## [PROVIDED ENTRIES]

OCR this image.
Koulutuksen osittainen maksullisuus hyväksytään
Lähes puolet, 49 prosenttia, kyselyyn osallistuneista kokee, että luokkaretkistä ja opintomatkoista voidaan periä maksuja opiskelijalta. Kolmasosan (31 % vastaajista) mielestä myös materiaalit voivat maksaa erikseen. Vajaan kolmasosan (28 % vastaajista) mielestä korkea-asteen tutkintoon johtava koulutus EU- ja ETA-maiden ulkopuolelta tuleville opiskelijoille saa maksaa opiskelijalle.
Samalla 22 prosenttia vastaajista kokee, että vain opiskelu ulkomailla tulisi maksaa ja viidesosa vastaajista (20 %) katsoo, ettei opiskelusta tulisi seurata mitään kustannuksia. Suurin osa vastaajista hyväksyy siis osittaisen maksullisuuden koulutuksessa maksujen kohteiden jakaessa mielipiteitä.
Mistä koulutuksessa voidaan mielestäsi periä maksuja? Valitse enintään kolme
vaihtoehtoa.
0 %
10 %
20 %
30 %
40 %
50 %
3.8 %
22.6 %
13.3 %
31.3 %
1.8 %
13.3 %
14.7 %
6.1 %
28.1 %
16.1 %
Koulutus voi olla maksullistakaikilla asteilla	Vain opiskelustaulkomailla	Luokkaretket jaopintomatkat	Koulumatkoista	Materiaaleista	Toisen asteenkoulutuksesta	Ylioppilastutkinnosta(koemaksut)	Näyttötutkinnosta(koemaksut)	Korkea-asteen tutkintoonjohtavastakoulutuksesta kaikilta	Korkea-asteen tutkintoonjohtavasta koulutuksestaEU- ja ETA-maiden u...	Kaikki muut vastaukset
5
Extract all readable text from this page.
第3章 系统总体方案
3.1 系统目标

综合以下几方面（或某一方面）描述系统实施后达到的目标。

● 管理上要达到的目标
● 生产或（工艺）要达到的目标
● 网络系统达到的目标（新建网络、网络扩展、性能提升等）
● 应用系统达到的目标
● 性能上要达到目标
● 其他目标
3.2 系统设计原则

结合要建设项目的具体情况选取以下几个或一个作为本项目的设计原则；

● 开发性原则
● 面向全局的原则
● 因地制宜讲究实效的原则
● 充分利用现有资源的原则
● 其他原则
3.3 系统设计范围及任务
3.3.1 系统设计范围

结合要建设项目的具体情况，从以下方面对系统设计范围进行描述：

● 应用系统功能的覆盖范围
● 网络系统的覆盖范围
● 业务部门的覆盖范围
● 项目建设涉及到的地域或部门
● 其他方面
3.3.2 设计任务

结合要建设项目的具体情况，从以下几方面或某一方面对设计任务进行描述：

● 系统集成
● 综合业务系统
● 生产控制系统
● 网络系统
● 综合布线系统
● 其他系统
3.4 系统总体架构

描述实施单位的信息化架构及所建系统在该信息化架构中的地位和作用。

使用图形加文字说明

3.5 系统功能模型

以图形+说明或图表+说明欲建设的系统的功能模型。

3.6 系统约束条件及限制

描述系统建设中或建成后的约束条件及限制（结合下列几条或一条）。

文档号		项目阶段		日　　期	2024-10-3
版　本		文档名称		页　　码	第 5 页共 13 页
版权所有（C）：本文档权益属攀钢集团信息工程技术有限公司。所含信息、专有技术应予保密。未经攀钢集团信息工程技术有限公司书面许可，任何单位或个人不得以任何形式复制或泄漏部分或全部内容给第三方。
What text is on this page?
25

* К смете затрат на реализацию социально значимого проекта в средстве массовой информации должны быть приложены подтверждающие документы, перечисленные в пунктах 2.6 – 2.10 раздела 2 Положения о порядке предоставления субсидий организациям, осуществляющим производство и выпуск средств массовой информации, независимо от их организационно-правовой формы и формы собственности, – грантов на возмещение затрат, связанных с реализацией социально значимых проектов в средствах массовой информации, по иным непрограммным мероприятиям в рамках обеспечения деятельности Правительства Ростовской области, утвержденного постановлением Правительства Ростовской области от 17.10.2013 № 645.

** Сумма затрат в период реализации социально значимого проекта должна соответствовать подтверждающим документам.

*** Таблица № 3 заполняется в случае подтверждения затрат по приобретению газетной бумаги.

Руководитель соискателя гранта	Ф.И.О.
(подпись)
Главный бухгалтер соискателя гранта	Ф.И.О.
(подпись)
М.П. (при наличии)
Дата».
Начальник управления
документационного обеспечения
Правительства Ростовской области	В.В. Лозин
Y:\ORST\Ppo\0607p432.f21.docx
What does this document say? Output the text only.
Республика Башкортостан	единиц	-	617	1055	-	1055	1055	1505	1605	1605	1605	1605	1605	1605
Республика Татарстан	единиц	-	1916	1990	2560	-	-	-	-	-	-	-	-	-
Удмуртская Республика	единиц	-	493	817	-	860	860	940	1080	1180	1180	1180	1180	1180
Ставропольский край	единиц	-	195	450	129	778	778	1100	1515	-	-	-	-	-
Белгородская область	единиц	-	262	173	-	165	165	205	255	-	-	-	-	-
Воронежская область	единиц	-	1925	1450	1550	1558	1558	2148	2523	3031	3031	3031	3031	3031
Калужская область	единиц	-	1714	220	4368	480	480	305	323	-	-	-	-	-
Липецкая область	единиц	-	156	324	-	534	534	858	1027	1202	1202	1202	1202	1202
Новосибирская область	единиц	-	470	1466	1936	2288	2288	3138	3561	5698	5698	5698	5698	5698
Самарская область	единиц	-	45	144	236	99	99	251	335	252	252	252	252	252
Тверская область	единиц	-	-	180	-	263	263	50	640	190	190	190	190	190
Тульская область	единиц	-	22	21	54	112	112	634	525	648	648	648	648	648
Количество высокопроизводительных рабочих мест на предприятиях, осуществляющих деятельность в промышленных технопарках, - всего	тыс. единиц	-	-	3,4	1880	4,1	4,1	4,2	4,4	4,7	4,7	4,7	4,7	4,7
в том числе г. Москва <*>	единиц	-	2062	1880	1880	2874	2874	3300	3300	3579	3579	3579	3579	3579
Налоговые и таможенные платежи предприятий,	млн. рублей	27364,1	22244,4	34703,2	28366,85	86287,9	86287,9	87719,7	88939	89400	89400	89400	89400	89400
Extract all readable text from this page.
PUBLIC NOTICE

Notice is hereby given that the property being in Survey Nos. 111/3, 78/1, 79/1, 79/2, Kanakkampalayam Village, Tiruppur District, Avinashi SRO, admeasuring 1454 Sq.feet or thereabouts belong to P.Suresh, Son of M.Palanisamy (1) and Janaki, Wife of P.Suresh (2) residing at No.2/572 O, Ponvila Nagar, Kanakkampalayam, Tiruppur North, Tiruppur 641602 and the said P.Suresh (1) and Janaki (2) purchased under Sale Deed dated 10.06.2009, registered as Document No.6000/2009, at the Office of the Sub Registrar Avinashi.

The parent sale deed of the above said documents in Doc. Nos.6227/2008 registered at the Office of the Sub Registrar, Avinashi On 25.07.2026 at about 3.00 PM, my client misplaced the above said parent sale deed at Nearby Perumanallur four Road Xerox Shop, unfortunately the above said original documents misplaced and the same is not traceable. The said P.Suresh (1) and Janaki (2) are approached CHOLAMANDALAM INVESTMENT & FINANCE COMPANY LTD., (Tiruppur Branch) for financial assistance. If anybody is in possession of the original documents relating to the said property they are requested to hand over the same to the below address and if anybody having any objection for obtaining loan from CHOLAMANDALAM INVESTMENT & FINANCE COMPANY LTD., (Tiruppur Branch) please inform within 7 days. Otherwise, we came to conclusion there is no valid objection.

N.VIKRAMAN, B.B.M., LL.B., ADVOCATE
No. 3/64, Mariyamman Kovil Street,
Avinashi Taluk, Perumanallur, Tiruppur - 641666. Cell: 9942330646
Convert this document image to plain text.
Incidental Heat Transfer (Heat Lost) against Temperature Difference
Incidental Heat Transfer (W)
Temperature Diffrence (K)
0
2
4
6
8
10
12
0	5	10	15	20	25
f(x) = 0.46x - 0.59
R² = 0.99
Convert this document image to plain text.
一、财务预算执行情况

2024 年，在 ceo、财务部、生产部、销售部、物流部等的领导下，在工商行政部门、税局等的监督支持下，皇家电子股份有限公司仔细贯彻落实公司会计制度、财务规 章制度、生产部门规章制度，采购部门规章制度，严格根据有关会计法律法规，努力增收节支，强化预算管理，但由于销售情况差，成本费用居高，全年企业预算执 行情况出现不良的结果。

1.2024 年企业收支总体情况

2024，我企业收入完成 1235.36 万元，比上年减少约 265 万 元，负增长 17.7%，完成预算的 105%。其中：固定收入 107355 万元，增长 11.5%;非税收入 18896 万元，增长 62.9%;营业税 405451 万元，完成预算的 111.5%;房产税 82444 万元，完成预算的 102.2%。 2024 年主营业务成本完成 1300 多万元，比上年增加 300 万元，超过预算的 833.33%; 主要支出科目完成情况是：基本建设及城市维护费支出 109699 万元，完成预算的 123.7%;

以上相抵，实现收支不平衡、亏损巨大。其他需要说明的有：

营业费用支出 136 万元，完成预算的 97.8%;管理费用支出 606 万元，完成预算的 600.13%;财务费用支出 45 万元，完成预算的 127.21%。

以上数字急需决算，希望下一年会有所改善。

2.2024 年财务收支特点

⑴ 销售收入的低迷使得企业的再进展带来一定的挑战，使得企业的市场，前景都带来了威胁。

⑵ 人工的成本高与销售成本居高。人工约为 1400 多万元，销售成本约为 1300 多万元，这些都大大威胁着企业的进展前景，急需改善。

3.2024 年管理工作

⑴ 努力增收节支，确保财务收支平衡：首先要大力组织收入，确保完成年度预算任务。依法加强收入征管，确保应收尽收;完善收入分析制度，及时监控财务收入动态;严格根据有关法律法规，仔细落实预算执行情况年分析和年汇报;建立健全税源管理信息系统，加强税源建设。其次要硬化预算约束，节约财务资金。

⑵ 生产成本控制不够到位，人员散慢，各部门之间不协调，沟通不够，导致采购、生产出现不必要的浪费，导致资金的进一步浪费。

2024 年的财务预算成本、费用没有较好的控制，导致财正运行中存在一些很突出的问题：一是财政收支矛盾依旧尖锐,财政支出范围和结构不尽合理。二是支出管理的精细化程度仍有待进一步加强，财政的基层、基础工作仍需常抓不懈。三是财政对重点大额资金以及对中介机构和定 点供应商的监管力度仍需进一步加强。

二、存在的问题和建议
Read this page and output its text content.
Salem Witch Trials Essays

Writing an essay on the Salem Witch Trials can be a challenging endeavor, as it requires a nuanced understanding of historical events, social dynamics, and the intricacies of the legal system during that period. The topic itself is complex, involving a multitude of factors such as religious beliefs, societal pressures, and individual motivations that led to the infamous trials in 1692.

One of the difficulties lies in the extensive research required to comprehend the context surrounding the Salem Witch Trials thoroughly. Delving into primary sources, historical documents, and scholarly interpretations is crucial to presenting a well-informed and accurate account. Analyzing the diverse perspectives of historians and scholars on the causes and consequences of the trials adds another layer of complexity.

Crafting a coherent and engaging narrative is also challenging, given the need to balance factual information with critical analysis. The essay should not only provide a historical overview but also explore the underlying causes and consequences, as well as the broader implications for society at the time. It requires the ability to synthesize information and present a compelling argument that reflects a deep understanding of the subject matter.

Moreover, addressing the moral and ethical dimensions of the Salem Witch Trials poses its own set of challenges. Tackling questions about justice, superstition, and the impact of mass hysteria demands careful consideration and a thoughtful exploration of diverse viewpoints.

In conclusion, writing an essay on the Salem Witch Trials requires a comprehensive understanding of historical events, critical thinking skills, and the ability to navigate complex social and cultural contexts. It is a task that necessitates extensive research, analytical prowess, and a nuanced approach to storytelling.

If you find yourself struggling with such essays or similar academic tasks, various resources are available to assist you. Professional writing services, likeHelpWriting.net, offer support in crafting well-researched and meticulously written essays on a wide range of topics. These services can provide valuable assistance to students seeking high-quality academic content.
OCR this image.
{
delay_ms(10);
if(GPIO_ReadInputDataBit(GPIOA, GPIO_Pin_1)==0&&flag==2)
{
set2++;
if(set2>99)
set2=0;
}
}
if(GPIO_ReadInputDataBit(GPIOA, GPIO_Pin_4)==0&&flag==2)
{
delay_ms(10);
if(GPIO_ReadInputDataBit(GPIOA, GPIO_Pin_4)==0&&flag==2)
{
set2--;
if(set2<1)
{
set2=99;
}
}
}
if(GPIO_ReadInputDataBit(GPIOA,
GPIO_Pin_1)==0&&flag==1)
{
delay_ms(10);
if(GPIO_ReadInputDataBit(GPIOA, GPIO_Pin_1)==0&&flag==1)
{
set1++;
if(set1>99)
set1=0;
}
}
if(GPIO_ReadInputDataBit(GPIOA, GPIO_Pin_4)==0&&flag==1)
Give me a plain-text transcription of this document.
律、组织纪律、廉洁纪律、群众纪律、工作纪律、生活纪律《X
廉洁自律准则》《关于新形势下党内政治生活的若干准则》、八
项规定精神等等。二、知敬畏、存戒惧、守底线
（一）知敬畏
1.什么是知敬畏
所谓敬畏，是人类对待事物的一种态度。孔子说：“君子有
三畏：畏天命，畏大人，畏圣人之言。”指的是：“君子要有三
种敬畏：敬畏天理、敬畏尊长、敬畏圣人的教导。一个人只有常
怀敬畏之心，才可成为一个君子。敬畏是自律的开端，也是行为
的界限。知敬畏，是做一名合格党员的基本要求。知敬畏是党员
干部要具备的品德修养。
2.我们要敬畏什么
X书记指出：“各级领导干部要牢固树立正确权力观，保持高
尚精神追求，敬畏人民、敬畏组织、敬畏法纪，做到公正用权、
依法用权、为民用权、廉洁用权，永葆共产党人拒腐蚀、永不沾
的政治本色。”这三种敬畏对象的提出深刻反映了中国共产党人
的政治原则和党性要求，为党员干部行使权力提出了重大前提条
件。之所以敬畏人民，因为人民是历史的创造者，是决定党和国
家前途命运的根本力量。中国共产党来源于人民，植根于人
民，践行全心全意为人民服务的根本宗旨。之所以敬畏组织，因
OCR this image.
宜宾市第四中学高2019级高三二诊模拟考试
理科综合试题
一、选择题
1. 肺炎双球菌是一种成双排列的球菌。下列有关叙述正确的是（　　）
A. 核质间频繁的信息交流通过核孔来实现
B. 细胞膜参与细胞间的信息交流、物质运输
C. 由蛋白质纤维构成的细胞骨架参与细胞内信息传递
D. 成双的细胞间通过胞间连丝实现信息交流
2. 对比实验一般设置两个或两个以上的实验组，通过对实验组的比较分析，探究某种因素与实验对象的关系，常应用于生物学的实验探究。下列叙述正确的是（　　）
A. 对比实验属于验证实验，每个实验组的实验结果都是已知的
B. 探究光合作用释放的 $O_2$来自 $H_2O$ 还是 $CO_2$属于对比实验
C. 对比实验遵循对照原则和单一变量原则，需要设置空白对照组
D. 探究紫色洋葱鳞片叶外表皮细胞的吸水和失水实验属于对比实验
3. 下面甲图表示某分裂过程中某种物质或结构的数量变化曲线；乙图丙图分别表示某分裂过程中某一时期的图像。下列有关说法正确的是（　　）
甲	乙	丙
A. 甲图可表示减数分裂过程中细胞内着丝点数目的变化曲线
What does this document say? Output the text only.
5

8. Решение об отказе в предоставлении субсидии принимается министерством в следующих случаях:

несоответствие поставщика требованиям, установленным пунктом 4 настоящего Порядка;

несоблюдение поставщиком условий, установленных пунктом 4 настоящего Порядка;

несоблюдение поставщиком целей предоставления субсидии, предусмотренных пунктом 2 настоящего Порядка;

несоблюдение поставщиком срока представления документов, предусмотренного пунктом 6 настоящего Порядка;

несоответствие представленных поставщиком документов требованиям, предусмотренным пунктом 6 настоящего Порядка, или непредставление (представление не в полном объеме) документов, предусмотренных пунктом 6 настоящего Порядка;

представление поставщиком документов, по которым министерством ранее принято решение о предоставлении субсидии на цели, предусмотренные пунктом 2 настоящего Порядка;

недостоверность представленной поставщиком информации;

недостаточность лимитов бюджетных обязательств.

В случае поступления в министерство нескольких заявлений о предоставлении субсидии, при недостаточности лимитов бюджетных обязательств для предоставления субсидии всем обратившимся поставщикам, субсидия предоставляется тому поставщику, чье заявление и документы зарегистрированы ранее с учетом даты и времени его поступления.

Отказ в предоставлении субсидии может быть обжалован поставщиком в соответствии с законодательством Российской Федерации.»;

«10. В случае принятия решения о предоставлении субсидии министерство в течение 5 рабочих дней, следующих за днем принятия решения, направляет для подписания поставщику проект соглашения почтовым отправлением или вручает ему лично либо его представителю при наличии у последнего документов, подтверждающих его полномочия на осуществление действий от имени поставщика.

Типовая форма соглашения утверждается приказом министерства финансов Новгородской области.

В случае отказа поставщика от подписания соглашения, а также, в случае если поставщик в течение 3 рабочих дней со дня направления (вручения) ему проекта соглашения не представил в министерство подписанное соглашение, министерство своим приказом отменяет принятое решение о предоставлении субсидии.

## [DIRECTIONS FOR THIS TASK]
Reproduce each line from the records that contains the word "обеспечения".

## [EXERCISE RESPONSE]
* К смете затрат на реализацию социально значимого проекта в средстве массовой информации должны быть приложены подтверждающие документы, перечисленные в пунктах 2.6 – 2.10 раздела 2 Положения о порядке предоставления субсидий организациям, осуществляющим производство и выпуск средств массовой информации, независимо от их организационно-правовой формы и формы собственности, – грантов на возмещение затрат, связанных с реализацией социально значимых проектов в средствах массовой информации, по иным непрограммным мероприятиям в рамках обеспечения деятельности Правительства Ростовской области, утвержденного постановлением Правительства Ростовской области от 17.10.2013 № 645.
документационного обеспечения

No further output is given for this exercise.